■ PROBLEM DESCRIPTION ■
Please reproduce all of the entries below verbatim, leaving out the pictures.

■ SUPPLIED ENTRIES ■
==========

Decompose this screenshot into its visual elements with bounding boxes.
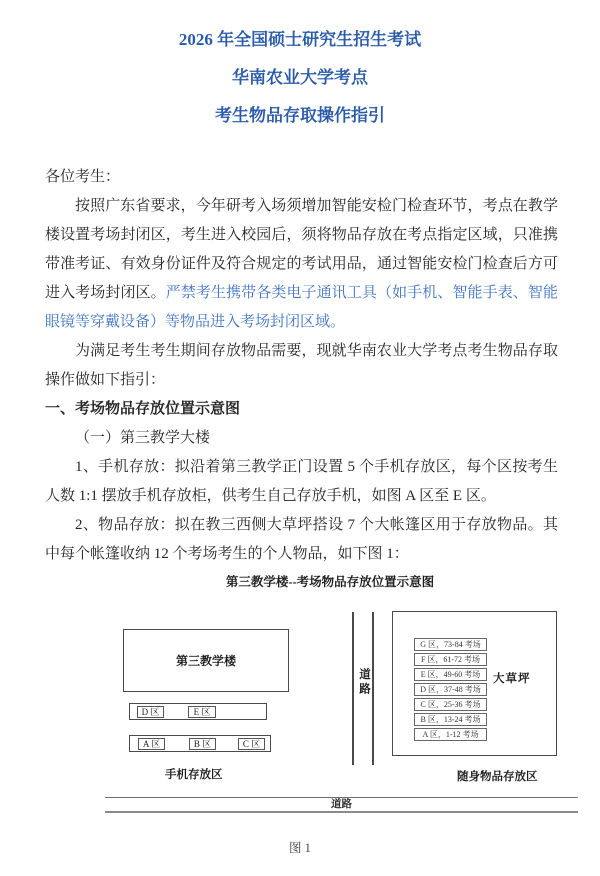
paragraph-purpose: 为满足考生考生期间存放物品需要，现就华南农业大学考点考生物品存取操作做如下指引： [45,337,558,395]
salutation: 各位考生： [45,163,558,192]
phone-zone-a: A 区 [138,738,165,750]
tent-zone-c: C 区，25-36 考场 [414,698,487,711]
horizontal-road-line-bottom [105,811,578,813]
phone-storage-row-front: A 区 B 区 C 区 [129,735,271,752]
phone-zone-b: B 区 [189,738,216,750]
horizontal-road-label: 道路 [105,798,578,811]
tent-zone-a: A 区，1-12 考场 [414,728,487,741]
figure-title: 第三教学楼--考场物品存放位置示意图 [58,572,600,590]
teaching-building-label: 第三教学楼 [176,652,236,669]
phone-storage-area-label: 手机存放区 [165,766,223,782]
document-page: 2026 年全国硕士研究生招生考试 华南农业大学考点 考生物品存取操作指引 各位… [0,0,600,876]
section-heading-storage-map: 一、考场物品存放位置示意图 [45,395,558,424]
tent-zone-g: G 区，73-84 考场 [414,638,487,651]
tent-zone-f: F 区，61-72 考场 [414,653,487,666]
item-phone-storage: 1、手机存放：拟沿着第三教学正门设置 5 个手机存放区，每个区按考生人数 1:1… [45,453,558,511]
document-title: 2026 年全国硕士研究生招生考试 华南农业大学考点 考生物品存取操作指引 [0,0,600,135]
phone-zone-d: D 区 [137,706,164,718]
item-belongings-storage: 2、物品存放：拟在教三西侧大草坪搭设 7 个大帐篷区用于存放物品。其中每个帐篷收… [45,511,558,569]
lawn-label: 大草坪 [493,670,531,686]
title-line-site: 华南农业大学考点 [0,59,600,97]
title-line-guide: 考生物品存取操作指引 [0,97,600,135]
tent-zone-list: G 区，73-84 考场 F 区，61-72 考场 E 区，49-60 考场 D… [414,638,487,741]
vertical-road-line-right [372,612,374,765]
tent-zone-e: E 区，49-60 考场 [414,668,487,681]
teaching-building-outline: 第三教学楼 [123,629,289,692]
paragraph-security-check: 按照广东省要求，今年研考入场须增加智能安检门检查环节，考点在教学楼设置考场封闭区… [45,192,558,337]
personal-items-area-label: 随身物品存放区 [457,768,538,784]
tent-zone-d: D 区，37-48 考场 [414,683,487,696]
phone-storage-row-back: D 区 E 区 [129,703,267,720]
storage-layout-figure: 第三教学楼--考场物品存放位置示意图 第三教学楼 D 区 E 区 A 区 B 区… [0,562,600,876]
document-body: 各位考生： 按照广东省要求，今年研考入场须增加智能安检门检查环节，考点在教学楼设… [0,163,600,569]
vertical-road-label: 道路 [354,668,372,697]
phone-zone-e: E 区 [188,706,216,718]
phone-zone-c: C 区 [238,738,265,750]
figure-caption: 图 1 [0,838,600,856]
tent-zone-b: B 区，13-24 考场 [414,713,487,726]
subsection-building-three: （一）第三教学大楼 [45,424,558,453]
lawn-area-outline: G 区，73-84 考场 F 区，61-72 考场 E 区，49-60 考场 D… [392,611,557,756]
title-line-exam: 2026 年全国硕士研究生招生考试 [0,21,600,59]
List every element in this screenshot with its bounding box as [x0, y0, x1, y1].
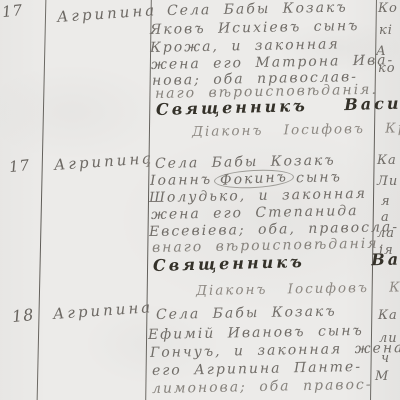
edge-text-fragment: Ка — [378, 308, 398, 323]
record-line-part: Іоаннъ — [150, 172, 212, 189]
child-name: Агрипина — [52, 298, 153, 323]
record-line: Ефимій Ивановъ сынъ — [148, 323, 364, 343]
deacon-signature: Діаконъ Іосифовъ Кр — [192, 120, 400, 140]
child-name: Агрипина — [53, 149, 154, 174]
record-line: Яковъ Исихіевъ сынъ — [150, 18, 360, 38]
edge-text-fragment: ла — [377, 226, 395, 241]
record-line-part: сынъ — [296, 169, 342, 186]
edge-text-fragment: А — [376, 44, 387, 59]
entry-number: 18 — [11, 305, 35, 326]
record-line: Гончуъ, и законная жена — [150, 340, 400, 361]
edge-text-fragment: ч — [381, 351, 390, 366]
deacon-signature: Діаконъ Іосифовъ Кр — [196, 279, 400, 299]
edge-text-fragment: Ли — [377, 174, 398, 189]
edge-text-fragment: кі — [379, 23, 393, 38]
edge-text-fragment: ко — [378, 61, 396, 76]
record-line: его Агрипина Панте- — [152, 359, 362, 379]
entry-number: 17 — [1, 1, 24, 21]
edge-text-fragment: ія — [379, 243, 394, 258]
edge-text-fragment: я — [381, 194, 391, 209]
record-line: Села Бабы Козакъ — [167, 0, 348, 19]
edge-text-fragment: Ка — [377, 153, 397, 168]
edge-text-fragment: ли — [379, 331, 398, 346]
edge-text-fragment: а — [381, 210, 390, 225]
entry-number: 17 — [8, 156, 31, 176]
child-name: Агрипина — [56, 1, 157, 26]
column-rule-left — [37, 0, 47, 400]
register-page-scan: 17 Агрипина Села Бабы Козакъ Яковъ Исихі… — [0, 0, 400, 400]
edge-text-fragment: 1 — [145, 157, 153, 170]
record-line: лимонова; оба правос- — [152, 377, 373, 397]
edge-text-fragment: Ко — [378, 1, 398, 16]
edge-text-fragment: М — [375, 369, 389, 384]
record-line: Села Бабы Козакъ — [156, 304, 337, 323]
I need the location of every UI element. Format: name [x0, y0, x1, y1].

==========

■ SOLUTION FOR THIS TASK ■
Decompose this screenshot into its visual elements with bounding boxes.
paragraph-purpose: 为满足考生考生期间存放物品需要，现就华南农业大学考点考生物品存取操作做如下指引： [45,337,558,395]
salutation: 各位考生： [45,163,558,192]
phone-zone-a: A 区 [138,738,165,750]
tent-zone-c: C 区，25-36 考场 [414,698,487,711]
horizontal-road-line-bottom [105,811,578,813]
phone-storage-row-front: A 区 B 区 C 区 [129,735,271,752]
phone-zone-b: B 区 [189,738,216,750]
horizontal-road-label: 道路 [105,798,578,811]
tent-zone-a: A 区，1-12 考场 [414,728,487,741]
figure-title: 第三教学楼--考场物品存放位置示意图 [58,572,600,590]
teaching-building-label: 第三教学楼 [176,652,236,669]
phone-storage-area-label: 手机存放区 [165,766,223,782]
document-page: 2026 年全国硕士研究生招生考试 华南农业大学考点 考生物品存取操作指引 各位… [0,0,600,876]
section-heading-storage-map: 一、考场物品存放位置示意图 [45,395,558,424]
tent-zone-g: G 区，73-84 考场 [414,638,487,651]
tent-zone-f: F 区，61-72 考场 [414,653,487,666]
item-phone-storage: 1、手机存放：拟沿着第三教学正门设置 5 个手机存放区，每个区按考生人数 1:1… [45,453,558,511]
document-title: 2026 年全国硕士研究生招生考试 华南农业大学考点 考生物品存取操作指引 [0,0,600,135]
phone-zone-d: D 区 [137,706,164,718]
item-belongings-storage: 2、物品存放：拟在教三西侧大草坪搭设 7 个大帐篷区用于存放物品。其中每个帐篷收… [45,511,558,569]
lawn-label: 大草坪 [493,670,531,686]
title-line-site: 华南农业大学考点 [0,59,600,97]
title-line-guide: 考生物品存取操作指引 [0,97,600,135]
tent-zone-list: G 区，73-84 考场 F 区，61-72 考场 E 区，49-60 考场 D… [414,638,487,741]
vertical-road-line-right [372,612,374,765]
tent-zone-e: E 区，49-60 考场 [414,668,487,681]
teaching-building-outline: 第三教学楼 [123,629,289,692]
paragraph-security-check: 按照广东省要求，今年研考入场须增加智能安检门检查环节，考点在教学楼设置考场封闭区… [45,192,558,337]
personal-items-area-label: 随身物品存放区 [457,768,538,784]
tent-zone-d: D 区，37-48 考场 [414,683,487,696]
phone-storage-row-back: D 区 E 区 [129,703,267,720]
storage-layout-figure: 第三教学楼--考场物品存放位置示意图 第三教学楼 D 区 E 区 A 区 B 区… [0,562,600,876]
document-body: 各位考生： 按照广东省要求，今年研考入场须增加智能安检门检查环节，考点在教学楼设… [0,163,600,569]
vertical-road-label: 道路 [354,668,372,697]
phone-zone-e: E 区 [188,706,216,718]
phone-zone-c: C 区 [238,738,265,750]
figure-caption: 图 1 [0,838,600,856]
tent-zone-b: B 区，13-24 考场 [414,713,487,726]
subsection-building-three: （一）第三教学大楼 [45,424,558,453]
lawn-area-outline: G 区，73-84 考场 F 区，61-72 考场 E 区，49-60 考场 D… [392,611,557,756]
title-line-exam: 2026 年全国硕士研究生招生考试 [0,21,600,59]
List every element in this screenshot with its bounding box as [x0, y0, x1, y1].
edge-text-fragment: Ка — [378, 308, 398, 323]
record-line-part: Іоаннъ — [150, 172, 212, 189]
child-name: Агрипина — [52, 298, 153, 323]
record-line: Ефимій Ивановъ сынъ — [148, 323, 364, 343]
deacon-signature: Діаконъ Іосифовъ Кр — [192, 120, 400, 140]
child-name: Агрипина — [53, 149, 154, 174]
record-line: Яковъ Исихіевъ сынъ — [150, 18, 360, 38]
edge-text-fragment: ла — [377, 226, 395, 241]
record-line-part: сынъ — [296, 169, 342, 186]
edge-text-fragment: А — [376, 44, 387, 59]
entry-number: 18 — [11, 305, 35, 326]
record-line: Гончуъ, и законная жена — [150, 340, 400, 361]
edge-text-fragment: ч — [381, 351, 390, 366]
deacon-signature: Діаконъ Іосифовъ Кр — [196, 279, 400, 299]
edge-text-fragment: Ли — [377, 174, 398, 189]
edge-text-fragment: кі — [379, 23, 393, 38]
edge-text-fragment: ко — [378, 61, 396, 76]
record-line: его Агрипина Панте- — [152, 359, 362, 379]
entry-number: 17 — [1, 1, 24, 21]
edge-text-fragment: ія — [379, 243, 394, 258]
edge-text-fragment: я — [381, 194, 391, 209]
record-line: Села Бабы Козакъ — [167, 0, 348, 19]
edge-text-fragment: Ка — [377, 153, 397, 168]
edge-text-fragment: ли — [379, 331, 398, 346]
edge-text-fragment: а — [381, 210, 390, 225]
entry-number: 17 — [8, 156, 31, 176]
child-name: Агрипина — [56, 1, 157, 26]
column-rule-left — [37, 0, 47, 400]
register-page-scan: 17 Агрипина Села Бабы Козакъ Яковъ Исихі… — [0, 0, 400, 400]
edge-text-fragment: 1 — [145, 157, 153, 170]
record-line: лимонова; оба правос- — [152, 377, 373, 397]
edge-text-fragment: Ко — [378, 1, 398, 16]
edge-text-fragment: М — [375, 369, 389, 384]
record-line: Села Бабы Козакъ — [156, 304, 337, 323]
I need the location of every UI element. Format: name [x0, y0, x1, y1].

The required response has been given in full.